Job:
Copy each line containing the word "title" from the records that follow, please.

◇ ◇ ◇ ◇ ◇

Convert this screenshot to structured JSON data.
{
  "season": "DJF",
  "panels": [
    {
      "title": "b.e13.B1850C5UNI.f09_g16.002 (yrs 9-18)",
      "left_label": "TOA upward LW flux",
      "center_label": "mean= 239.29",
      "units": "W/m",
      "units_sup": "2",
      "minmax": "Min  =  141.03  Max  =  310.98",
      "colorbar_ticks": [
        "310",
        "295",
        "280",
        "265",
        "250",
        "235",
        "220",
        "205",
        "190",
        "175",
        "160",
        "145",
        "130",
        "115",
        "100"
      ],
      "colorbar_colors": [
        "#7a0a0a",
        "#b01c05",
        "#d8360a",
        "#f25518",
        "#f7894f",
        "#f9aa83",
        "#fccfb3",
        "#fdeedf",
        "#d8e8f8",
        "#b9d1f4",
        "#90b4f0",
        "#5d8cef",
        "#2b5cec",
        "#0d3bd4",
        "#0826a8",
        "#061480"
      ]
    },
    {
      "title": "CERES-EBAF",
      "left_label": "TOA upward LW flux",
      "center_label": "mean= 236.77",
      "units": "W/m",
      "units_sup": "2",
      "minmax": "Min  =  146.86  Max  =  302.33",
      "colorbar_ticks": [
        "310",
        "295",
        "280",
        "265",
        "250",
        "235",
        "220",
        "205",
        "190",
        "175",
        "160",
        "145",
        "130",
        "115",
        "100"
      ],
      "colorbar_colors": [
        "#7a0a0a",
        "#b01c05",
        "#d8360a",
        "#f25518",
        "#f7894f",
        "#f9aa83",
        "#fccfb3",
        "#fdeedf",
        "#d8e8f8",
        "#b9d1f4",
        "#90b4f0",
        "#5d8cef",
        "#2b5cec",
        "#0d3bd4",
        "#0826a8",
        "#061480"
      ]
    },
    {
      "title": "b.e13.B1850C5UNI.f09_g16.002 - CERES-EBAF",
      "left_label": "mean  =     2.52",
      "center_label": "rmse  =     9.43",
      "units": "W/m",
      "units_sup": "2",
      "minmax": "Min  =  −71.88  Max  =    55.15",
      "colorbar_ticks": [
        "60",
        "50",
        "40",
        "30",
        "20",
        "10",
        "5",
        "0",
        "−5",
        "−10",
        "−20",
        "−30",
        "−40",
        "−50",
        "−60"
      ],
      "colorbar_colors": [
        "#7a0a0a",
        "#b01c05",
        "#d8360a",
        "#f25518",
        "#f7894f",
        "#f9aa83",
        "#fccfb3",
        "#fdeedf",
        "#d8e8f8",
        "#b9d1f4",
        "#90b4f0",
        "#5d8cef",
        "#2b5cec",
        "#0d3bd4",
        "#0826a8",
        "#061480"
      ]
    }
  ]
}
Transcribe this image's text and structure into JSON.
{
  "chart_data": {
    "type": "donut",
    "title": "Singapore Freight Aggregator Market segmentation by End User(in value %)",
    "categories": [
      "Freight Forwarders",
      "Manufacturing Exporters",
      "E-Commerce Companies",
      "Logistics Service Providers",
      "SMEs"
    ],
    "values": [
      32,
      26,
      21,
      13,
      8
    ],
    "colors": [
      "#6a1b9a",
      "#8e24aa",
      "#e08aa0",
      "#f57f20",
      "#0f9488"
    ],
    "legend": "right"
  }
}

◇ ◇ ◇ ◇ ◇

Solution to the problem:
      "title": "b.e13.B1850C5UNI.f09_g16.002 (yrs 9-18)",
      "title": "CERES-EBAF",
      "title": "b.e13.B1850C5UNI.f09_g16.002 - CERES-EBAF",
    "title": "Singapore Freight Aggregator Market segmentation by End User(in value %)",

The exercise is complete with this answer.